> _GOAL_
Copy each line of the records that holds the string "title".

> _ENTRIES PROVIDED_
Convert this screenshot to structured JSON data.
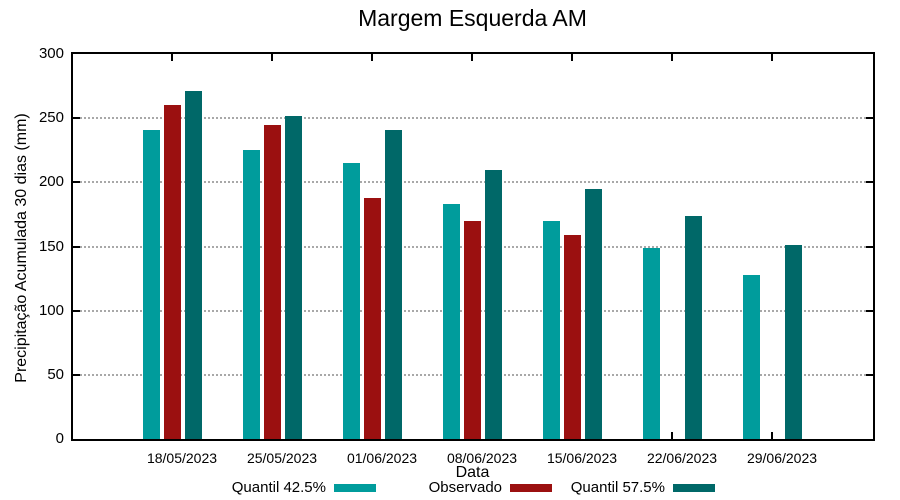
{
  "title": "Margem Esquerda AM",
  "axes": {
    "y_label": "Precipitação Acumulada 30 dias (mm)",
    "x_label": "Data",
    "y_tick_values": [
      0,
      50,
      100,
      150,
      200,
      250,
      300
    ],
    "grid_values": [
      50,
      100,
      150,
      200,
      250
    ]
  },
  "legend": {
    "items": [
      {
        "label": "Quantil 42.5%",
        "color": "#009C9C"
      },
      {
        "label": "Observado",
        "color": "#9B1010"
      },
      {
        "label": "Quantil 57.5%",
        "color": "#006868"
      }
    ]
  },
  "chart_data": {
    "type": "bar",
    "title": "Margem Esquerda AM",
    "xlabel": "Data",
    "ylabel": "Precipitação Acumulada 30 dias (mm)",
    "ylim": [
      0,
      300
    ],
    "grid": true,
    "legend_position": "bottom",
    "categories": [
      "18/05/2023",
      "25/05/2023",
      "01/06/2023",
      "08/06/2023",
      "15/06/2023",
      "22/06/2023",
      "29/06/2023"
    ],
    "series": [
      {
        "name": "Quantil 42.5%",
        "color": "#009C9C",
        "values": [
          241,
          225,
          215,
          183,
          170,
          149,
          128
        ]
      },
      {
        "name": "Observado",
        "color": "#9B1010",
        "values": [
          260,
          245,
          188,
          170,
          159,
          null,
          null
        ]
      },
      {
        "name": "Quantil 57.5%",
        "color": "#006868",
        "values": [
          271,
          252,
          241,
          210,
          195,
          174,
          151
        ]
      }
    ]
  }
}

> _TASK RESULT_
  "title": "Margem Esquerda AM",
    "title": "Margem Esquerda AM",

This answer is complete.